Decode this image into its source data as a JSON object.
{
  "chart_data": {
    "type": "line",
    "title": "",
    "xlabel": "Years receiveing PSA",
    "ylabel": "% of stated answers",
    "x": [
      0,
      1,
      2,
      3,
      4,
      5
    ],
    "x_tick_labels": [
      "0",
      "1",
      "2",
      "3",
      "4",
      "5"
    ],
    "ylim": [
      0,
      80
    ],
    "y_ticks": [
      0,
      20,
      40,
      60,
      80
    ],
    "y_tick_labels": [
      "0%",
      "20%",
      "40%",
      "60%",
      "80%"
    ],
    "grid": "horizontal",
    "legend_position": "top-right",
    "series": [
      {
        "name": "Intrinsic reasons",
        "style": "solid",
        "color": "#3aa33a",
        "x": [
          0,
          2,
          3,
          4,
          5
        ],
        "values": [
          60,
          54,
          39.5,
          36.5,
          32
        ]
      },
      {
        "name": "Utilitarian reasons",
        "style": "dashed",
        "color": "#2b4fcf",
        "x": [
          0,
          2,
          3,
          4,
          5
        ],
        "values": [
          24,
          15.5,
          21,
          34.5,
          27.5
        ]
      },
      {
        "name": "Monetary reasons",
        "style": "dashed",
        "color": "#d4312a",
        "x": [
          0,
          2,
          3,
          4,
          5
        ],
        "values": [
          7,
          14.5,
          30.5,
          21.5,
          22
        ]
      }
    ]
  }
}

**Problem**
Filter the listing above for the string "reasons" and copy every matching line.

**Exercise output**
        "name": "Intrinsic reasons",
        "name": "Utilitarian reasons",
        "name": "Monetary reasons",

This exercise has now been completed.